# TEXT EXCERPT:
----
The characters are presented as men and women without a past.highlife9There was an earlier version of the script that referenced their former lives. But I found that knowing too much became very boring. So we made a point of not “over-fictionalizing” the characters: they have all probably committed terrible crimes, but we don’t pursue it. Their history, collective or individual, takes place in the present and – who knows? – in the future, even if for most of them the future will take the form of a cemetery under the stars. I see them all as a contemporary community, utopians, hippies of a special sort, who have gone from juvenile detention centers to prisons and who do not want to live in any society other than their own.

Yet there’s a flashback in the film that could be considered explanatory.
----
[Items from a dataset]

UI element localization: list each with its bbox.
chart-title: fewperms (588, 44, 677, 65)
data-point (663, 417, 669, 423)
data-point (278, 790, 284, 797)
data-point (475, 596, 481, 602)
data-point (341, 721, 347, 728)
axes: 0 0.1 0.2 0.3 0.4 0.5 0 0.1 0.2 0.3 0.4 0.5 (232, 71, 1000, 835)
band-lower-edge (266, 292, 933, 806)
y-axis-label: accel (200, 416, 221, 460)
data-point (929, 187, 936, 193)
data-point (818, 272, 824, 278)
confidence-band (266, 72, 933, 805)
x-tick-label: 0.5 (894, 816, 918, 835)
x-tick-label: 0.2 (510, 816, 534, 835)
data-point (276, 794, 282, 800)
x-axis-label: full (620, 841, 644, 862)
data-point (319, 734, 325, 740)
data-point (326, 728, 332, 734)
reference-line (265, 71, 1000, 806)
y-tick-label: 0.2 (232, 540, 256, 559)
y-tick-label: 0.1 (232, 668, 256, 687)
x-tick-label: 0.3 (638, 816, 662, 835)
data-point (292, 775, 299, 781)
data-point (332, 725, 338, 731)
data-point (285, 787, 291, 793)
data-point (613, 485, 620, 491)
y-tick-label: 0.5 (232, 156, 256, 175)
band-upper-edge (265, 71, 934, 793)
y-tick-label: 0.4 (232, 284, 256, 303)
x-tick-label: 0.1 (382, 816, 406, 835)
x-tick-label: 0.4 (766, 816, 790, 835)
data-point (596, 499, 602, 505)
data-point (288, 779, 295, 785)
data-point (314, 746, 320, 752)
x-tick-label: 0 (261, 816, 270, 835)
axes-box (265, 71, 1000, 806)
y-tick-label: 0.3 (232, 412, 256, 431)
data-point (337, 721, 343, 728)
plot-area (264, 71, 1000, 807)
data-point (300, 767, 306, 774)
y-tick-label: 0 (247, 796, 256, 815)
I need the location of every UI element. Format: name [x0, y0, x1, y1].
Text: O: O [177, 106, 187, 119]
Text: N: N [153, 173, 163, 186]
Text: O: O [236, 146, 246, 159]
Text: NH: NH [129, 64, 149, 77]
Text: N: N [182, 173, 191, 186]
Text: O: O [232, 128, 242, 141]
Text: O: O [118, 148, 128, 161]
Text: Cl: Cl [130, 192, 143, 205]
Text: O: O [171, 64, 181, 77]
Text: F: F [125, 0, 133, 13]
----
# WORK INSTRUCTION 1:
Answer these from the text excerpt about the film's characters:
(a) What did an earlier version of the script reference?
(b) Where have the characters gone from and to?
(c) What does the film contain that could be considered explanatory?
# WORK INSTRUCTION 2:
Transcribe everything in the text excerpt about the film's characters from "The characters are" down to "than their own.".

# TASK ANSWER 1:
(a) The characters' former lives.
(b) From juvenile detention centers to prisons.
(c) A flashback.

# TASK ANSWER 2:
The characters are presented as men and women without a past.highlife9There was an earlier version of the script that referenced their former lives. But I found that knowing too much became very boring. So we made a point of not “over-fictionalizing” the characters: they have all probably committed terrible crimes, but we don’t pursue it. Their history, collective or individual, takes place in the present and – who knows? – in the future, even if for most of them the future will take the form of a cemetery under the stars. I see them all as a contemporary community, utopians, hippies of a special sort, who have gone from juvenile detention centers to prisons and who do not want to live in any society other than their own.